> _Prompt_
In the listing below, pick out lines with "ylabel".
※ ※ ※
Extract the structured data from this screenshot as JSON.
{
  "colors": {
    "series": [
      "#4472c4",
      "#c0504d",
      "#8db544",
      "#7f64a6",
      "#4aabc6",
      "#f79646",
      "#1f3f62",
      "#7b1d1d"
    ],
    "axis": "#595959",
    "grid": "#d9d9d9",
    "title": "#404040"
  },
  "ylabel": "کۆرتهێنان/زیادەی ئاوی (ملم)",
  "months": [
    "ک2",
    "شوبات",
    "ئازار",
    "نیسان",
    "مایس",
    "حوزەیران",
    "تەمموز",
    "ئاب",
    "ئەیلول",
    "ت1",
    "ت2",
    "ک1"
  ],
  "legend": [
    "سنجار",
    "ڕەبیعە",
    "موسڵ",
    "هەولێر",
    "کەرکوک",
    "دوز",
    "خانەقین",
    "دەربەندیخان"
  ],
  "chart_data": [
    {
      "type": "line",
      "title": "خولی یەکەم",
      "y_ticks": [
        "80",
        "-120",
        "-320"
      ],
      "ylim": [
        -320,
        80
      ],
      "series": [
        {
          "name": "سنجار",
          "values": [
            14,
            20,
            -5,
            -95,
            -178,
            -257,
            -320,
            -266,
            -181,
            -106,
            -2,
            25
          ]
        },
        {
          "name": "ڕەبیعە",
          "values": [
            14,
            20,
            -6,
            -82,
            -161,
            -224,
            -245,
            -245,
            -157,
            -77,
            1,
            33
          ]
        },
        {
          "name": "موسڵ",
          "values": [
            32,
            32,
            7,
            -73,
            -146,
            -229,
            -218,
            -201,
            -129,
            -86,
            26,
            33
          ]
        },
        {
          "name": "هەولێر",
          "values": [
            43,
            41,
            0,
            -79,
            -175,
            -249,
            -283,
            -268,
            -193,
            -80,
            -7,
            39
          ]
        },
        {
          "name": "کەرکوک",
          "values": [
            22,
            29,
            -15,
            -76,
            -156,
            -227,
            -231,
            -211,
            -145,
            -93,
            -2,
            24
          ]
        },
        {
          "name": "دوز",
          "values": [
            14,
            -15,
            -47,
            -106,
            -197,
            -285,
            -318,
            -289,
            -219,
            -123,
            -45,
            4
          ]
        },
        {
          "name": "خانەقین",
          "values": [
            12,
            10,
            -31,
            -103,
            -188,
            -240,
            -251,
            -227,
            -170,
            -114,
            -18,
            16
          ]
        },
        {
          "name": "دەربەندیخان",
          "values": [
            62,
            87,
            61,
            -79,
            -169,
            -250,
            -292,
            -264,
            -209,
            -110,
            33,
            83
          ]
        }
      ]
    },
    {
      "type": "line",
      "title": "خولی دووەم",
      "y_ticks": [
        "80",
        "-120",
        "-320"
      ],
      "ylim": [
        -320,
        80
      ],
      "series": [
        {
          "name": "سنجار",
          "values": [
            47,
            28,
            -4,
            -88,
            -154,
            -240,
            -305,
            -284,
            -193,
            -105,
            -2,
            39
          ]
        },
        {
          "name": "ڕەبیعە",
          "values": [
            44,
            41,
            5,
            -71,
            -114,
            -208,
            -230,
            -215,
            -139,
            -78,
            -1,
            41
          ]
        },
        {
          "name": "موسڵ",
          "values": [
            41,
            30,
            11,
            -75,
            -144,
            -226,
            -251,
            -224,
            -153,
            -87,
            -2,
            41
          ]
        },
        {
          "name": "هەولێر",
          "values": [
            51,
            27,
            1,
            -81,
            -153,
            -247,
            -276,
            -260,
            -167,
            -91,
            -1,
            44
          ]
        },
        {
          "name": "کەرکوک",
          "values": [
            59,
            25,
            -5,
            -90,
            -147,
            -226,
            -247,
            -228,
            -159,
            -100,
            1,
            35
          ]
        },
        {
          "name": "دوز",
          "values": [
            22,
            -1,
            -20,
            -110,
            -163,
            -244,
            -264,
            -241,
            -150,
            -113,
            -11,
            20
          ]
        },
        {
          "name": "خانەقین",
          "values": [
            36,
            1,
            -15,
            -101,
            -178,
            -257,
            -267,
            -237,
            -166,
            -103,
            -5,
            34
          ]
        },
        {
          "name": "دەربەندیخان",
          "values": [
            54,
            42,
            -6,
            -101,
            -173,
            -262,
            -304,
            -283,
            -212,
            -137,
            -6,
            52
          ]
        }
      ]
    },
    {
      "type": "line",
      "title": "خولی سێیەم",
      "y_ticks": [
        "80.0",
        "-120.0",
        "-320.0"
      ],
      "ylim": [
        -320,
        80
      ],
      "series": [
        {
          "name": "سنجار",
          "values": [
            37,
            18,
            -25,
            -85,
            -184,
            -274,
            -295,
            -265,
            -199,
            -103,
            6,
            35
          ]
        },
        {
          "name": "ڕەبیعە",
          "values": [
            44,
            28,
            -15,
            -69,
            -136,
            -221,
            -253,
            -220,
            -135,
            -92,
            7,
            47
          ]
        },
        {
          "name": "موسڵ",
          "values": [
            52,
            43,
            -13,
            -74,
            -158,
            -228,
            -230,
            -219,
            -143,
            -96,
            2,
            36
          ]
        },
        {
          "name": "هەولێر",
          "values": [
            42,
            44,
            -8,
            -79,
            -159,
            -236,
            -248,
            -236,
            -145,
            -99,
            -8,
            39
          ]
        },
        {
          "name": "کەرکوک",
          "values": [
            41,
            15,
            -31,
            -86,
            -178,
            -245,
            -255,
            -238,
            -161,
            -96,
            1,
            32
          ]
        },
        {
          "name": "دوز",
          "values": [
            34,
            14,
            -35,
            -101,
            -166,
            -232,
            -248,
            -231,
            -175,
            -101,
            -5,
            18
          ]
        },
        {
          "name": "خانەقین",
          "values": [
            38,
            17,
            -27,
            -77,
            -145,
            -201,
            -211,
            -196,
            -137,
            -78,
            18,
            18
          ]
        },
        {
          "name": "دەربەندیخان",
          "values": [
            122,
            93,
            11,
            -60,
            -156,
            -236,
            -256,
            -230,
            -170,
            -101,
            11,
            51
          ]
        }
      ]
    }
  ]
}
※ ※ ※
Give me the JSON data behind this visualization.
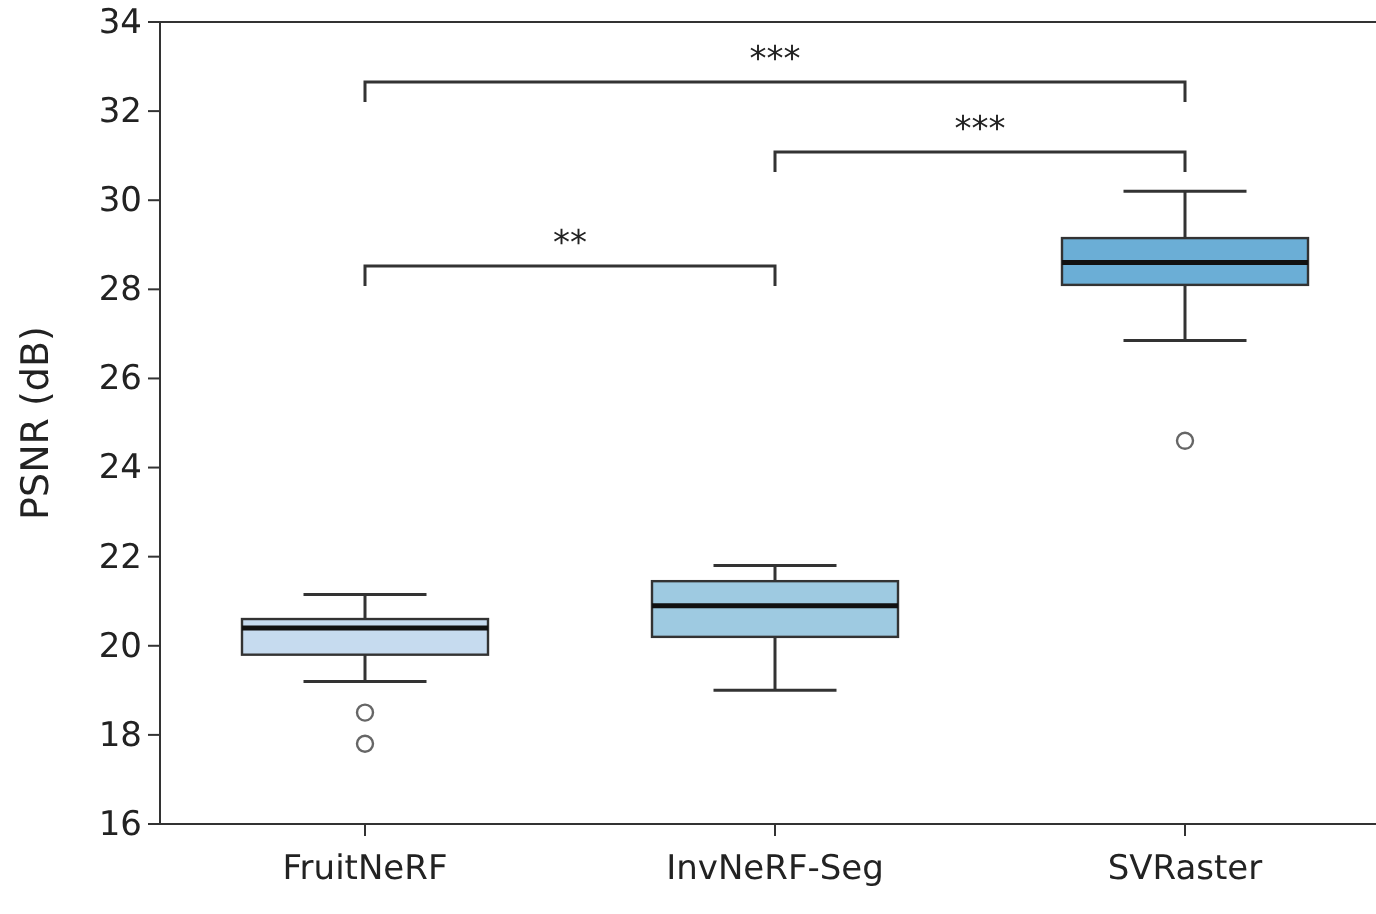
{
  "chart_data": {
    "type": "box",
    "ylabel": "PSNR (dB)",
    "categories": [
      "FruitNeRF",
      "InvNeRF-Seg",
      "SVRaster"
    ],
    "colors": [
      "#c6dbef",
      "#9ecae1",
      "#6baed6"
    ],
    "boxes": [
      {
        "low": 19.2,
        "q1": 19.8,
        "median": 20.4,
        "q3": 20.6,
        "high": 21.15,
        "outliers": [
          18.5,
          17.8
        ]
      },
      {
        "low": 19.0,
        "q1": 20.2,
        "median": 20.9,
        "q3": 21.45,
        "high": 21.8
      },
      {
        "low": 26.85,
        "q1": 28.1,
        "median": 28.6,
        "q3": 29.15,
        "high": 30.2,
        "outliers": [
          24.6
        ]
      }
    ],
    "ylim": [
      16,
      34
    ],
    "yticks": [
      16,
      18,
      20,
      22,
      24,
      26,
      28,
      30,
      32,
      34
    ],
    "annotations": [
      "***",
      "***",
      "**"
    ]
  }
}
※ ※ ※
> _Task solution_
  "ylabel": "کۆرتهێنان/زیادەی ئاوی (ملم)",
    "ylabel": "PSNR (dB)",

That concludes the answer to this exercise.